- [REQUIREMENTS]: Transcribe each entry below exactly. Pictures do not go in the copy.

- [Stored dataset items]:
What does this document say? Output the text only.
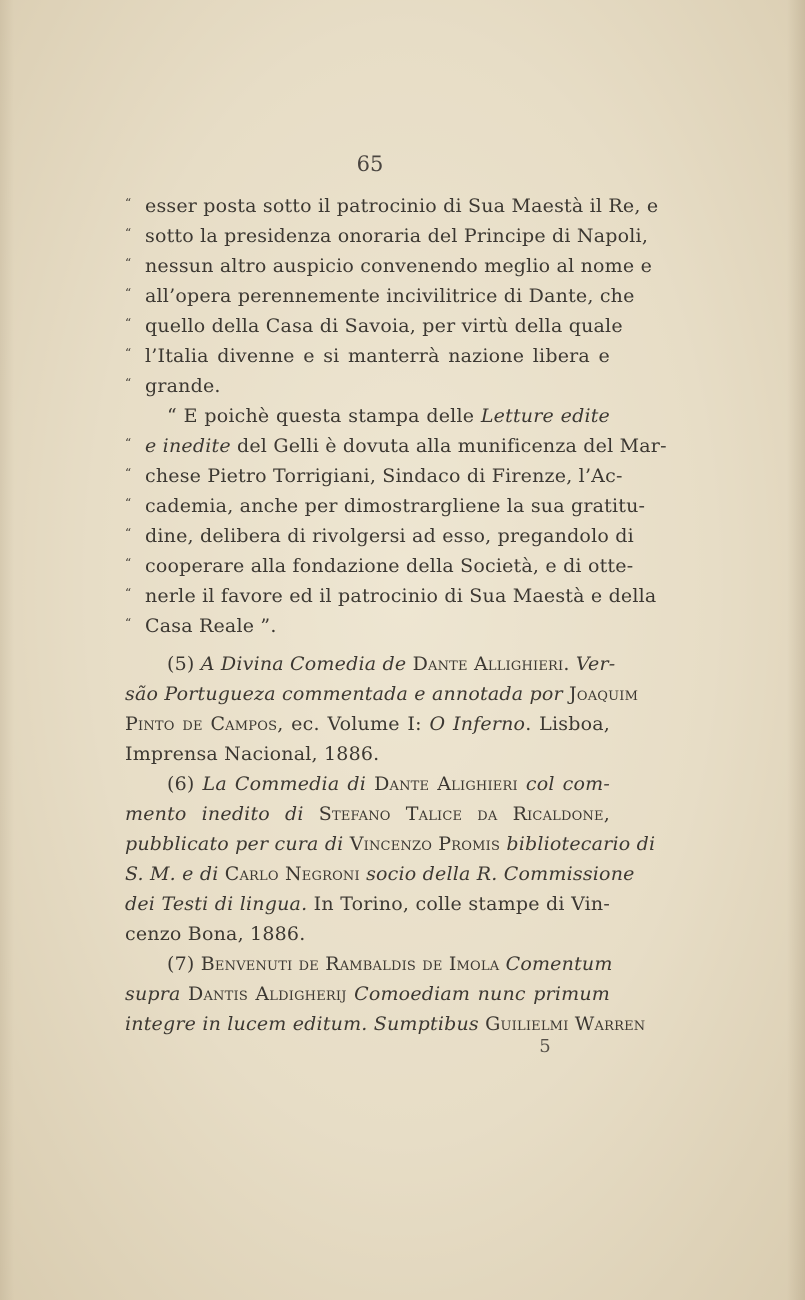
65
“ esser posta sotto il patrocinio di Sua Maestà il Re, e
“ sotto la presidenza onoraria del Principe di Napoli,
“ nessun altro auspicio convenendo meglio al nome e
“ all’opera perennemente incivilitrice di Dante, che
“ quello della Casa di Savoia, per virtù della quale
“ l’Italia divenne e si manterrà nazione libera e
“ grande.
“ E poichè questa stampa delle Letture edite
“ e inedite del Gelli è dovuta alla munificenza del Mar-
“ chese Pietro Torrigiani, Sindaco di Firenze, l’Ac-
“ cademia, anche per dimostrargliene la sua gratitu-
“ dine, delibera di rivolgersi ad esso, pregandolo di
“ cooperare alla fondazione della Società, e di otte-
“ nerle il favore ed il patrocinio di Sua Maestà e della
“ Casa Reale ”.
(5) A Divina Comedia de Dante Allighieri. Ver-
são Portugueza commentada e annotada por Joaquim
Pinto de Campos, ec. Volume I: O Inferno. Lisboa,
Imprensa Nacional, 1886.
(6) La Commedia di Dante Alighieri col com-
mento inedito di Stefano Talice da Ricaldone,
pubblicato per cura di Vincenzo Promis bibliotecario di
S. M. e di Carlo Negroni socio della R. Commissione
dei Testi di lingua. In Torino, colle stampe di Vin-
cenzo Bona, 1886.
(7) Benvenuti de Rambaldis de Imola Comentum
supra Dantis Aldigherij Comoediam nunc primum
integre in lucem editum. Sumptibus Guilielmi Warren
5
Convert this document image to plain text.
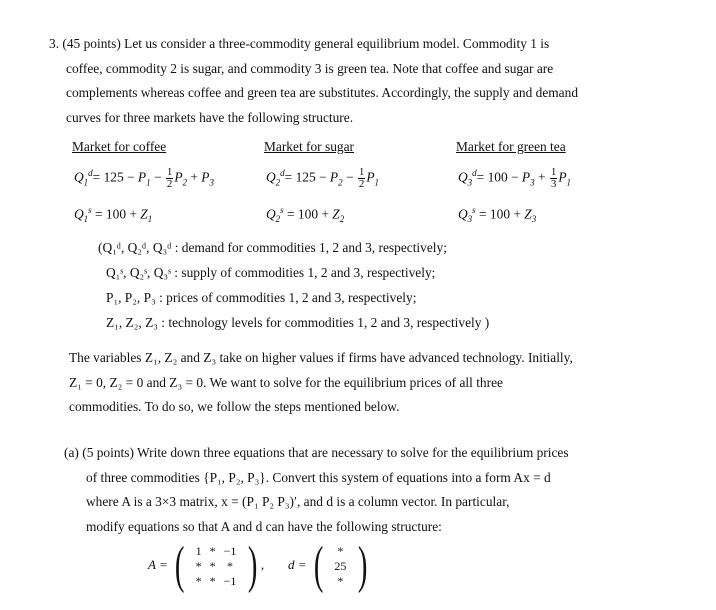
3. (45 points) Let us consider a three-commodity general equilibrium model. Commodity 1 is
coffee, commodity 2 is sugar, and commodity 3 is green tea. Note that coffee and sugar are
complements whereas coffee and green tea are substitutes. Accordingly, the supply and demand
curves for three markets have the following structure.
Market for coffee	Market for sugar	Market for green tea
$Q_1^d= 125 - P_1 - \frac{1}{2} P_2 + P_3$	$Q_2^d= 125 - P_2 - \frac{1}{2} P_1$	$Q_3^d= 100 - P_3 + \frac{1}{3} P_1$
$Q_1^s = 100 + Z_1$	$Q_2^s = 100 + Z_2$	$Q_3^s = 100 + Z_3$
(Q₁ᵈ, Q₂ᵈ, Q₃ᵈ : demand for commodities 1, 2 and 3, respectively;
Q₁ˢ, Q₂ˢ, Q₃ˢ : supply of commodities 1, 2 and 3, respectively;
P₁, P₂, P₃ : prices of commodities 1, 2 and 3, respectively;
Z₁, Z₂, Z₃ : technology levels for commodities 1, 2 and 3, respectively )
The variables Z₁, Z₂ and Z₃ take on higher values if firms have advanced technology. Initially,
Z₁ = 0, Z₂ = 0 and Z₃ = 0. We want to solve for the equilibrium prices of all three
commodities. To do so, we follow the steps mentioned below.
(a) (5 points) Write down three equations that are necessary to solve for the equilibrium prices
of three commodities {P₁, P₂, P₃}. Convert this system of equations into a form Ax = d
where A is a 3×3 matrix, x = (P₁ P₂ P₃)′, and d is a column vector. In particular,
modify equations so that A and d can have the following structure:
A = ( 1	*	−1
*	*	*
*	*	−1 ) , d = ( *
25
* )
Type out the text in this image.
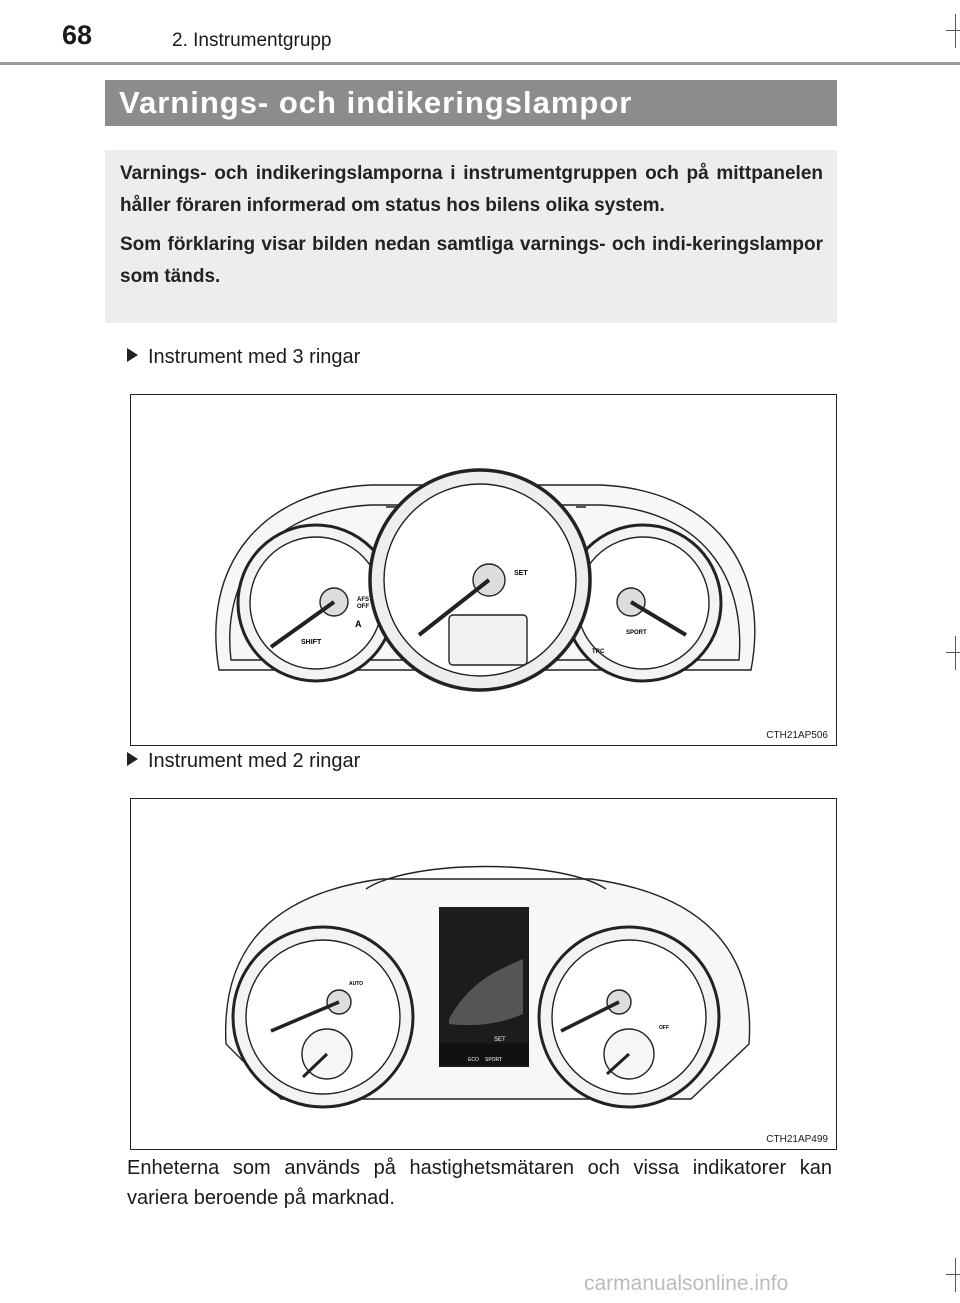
68	2. Instrumentgrupp
Varnings- och indikeringslampor

Varnings- och indikeringslamporna i instrumentgruppen och på mittpanelen håller föraren informerad om status hos bilens olika system.

Som förklaring visar bilden nedan samtliga varnings- och indi-keringslampor som tänds.

Instrument med 3 ringar
SHIFT
AFS
OFF
SET
SPORT
TRC
A
CTH21AP506
Instrument med 2 ringar
SET
SPORT
ECO
AUTO
OFF
CTH21AP499
Enheterna som används på hastighetsmätaren och vissa indikatorer kan variera beroende på marknad.
carmanualsonline.info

- [EXERCISE RESPONSE]:
What does this document say? Output the text only.
65
“ esser posta sotto il patrocinio di Sua Maestà il Re, e
“ sotto la presidenza onoraria del Principe di Napoli,
“ nessun altro auspicio convenendo meglio al nome e
“ all’opera perennemente incivilitrice di Dante, che
“ quello della Casa di Savoia, per virtù della quale
“ l’Italia divenne e si manterrà nazione libera e
“ grande.
“ E poichè questa stampa delle Letture edite
“ e inedite del Gelli è dovuta alla munificenza del Mar-
“ chese Pietro Torrigiani, Sindaco di Firenze, l’Ac-
“ cademia, anche per dimostrargliene la sua gratitu-
“ dine, delibera di rivolgersi ad esso, pregandolo di
“ cooperare alla fondazione della Società, e di otte-
“ nerle il favore ed il patrocinio di Sua Maestà e della
“ Casa Reale ”.
(5) A Divina Comedia de Dante Allighieri. Ver-
são Portugueza commentada e annotada por Joaquim
Pinto de Campos, ec. Volume I: O Inferno. Lisboa,
Imprensa Nacional, 1886.
(6) La Commedia di Dante Alighieri col com-
mento inedito di Stefano Talice da Ricaldone,
pubblicato per cura di Vincenzo Promis bibliotecario di
S. M. e di Carlo Negroni socio della R. Commissione
dei Testi di lingua. In Torino, colle stampe di Vin-
cenzo Bona, 1886.
(7) Benvenuti de Rambaldis de Imola Comentum
supra Dantis Aldigherij Comoediam nunc primum
integre in lucem editum. Sumptibus Guilielmi Warren
5
Convert this document image to plain text.
3. (45 points) Let us consider a three-commodity general equilibrium model. Commodity 1 is
coffee, commodity 2 is sugar, and commodity 3 is green tea. Note that coffee and sugar are
complements whereas coffee and green tea are substitutes. Accordingly, the supply and demand
curves for three markets have the following structure.
Market for coffee	Market for sugar	Market for green tea
$Q_1^d= 125 - P_1 - \frac{1}{2} P_2 + P_3$	$Q_2^d= 125 - P_2 - \frac{1}{2} P_1$	$Q_3^d= 100 - P_3 + \frac{1}{3} P_1$
$Q_1^s = 100 + Z_1$	$Q_2^s = 100 + Z_2$	$Q_3^s = 100 + Z_3$
(Q₁ᵈ, Q₂ᵈ, Q₃ᵈ : demand for commodities 1, 2 and 3, respectively;
Q₁ˢ, Q₂ˢ, Q₃ˢ : supply of commodities 1, 2 and 3, respectively;
P₁, P₂, P₃ : prices of commodities 1, 2 and 3, respectively;
Z₁, Z₂, Z₃ : technology levels for commodities 1, 2 and 3, respectively )
The variables Z₁, Z₂ and Z₃ take on higher values if firms have advanced technology. Initially,
Z₁ = 0, Z₂ = 0 and Z₃ = 0. We want to solve for the equilibrium prices of all three
commodities. To do so, we follow the steps mentioned below.
(a) (5 points) Write down three equations that are necessary to solve for the equilibrium prices
of three commodities {P₁, P₂, P₃}. Convert this system of equations into a form Ax = d
where A is a 3×3 matrix, x = (P₁ P₂ P₃)′, and d is a column vector. In particular,
modify equations so that A and d can have the following structure:
A = ( 1	*	−1
*	*	*
*	*	−1 ) , d = ( *
25
* )
Type out the text in this image.
68	2. Instrumentgrupp
Varnings- och indikeringslampor

Varnings- och indikeringslamporna i instrumentgruppen och på mittpanelen håller föraren informerad om status hos bilens olika system.

Som förklaring visar bilden nedan samtliga varnings- och indi-keringslampor som tänds.

Instrument med 3 ringar
SHIFT
AFS
OFF
SET
SPORT
TRC
A
CTH21AP506
Instrument med 2 ringar
SET
SPORT
ECO
AUTO
OFF
CTH21AP499
Enheterna som används på hastighetsmätaren och vissa indikatorer kan variera beroende på marknad.
carmanualsonline.info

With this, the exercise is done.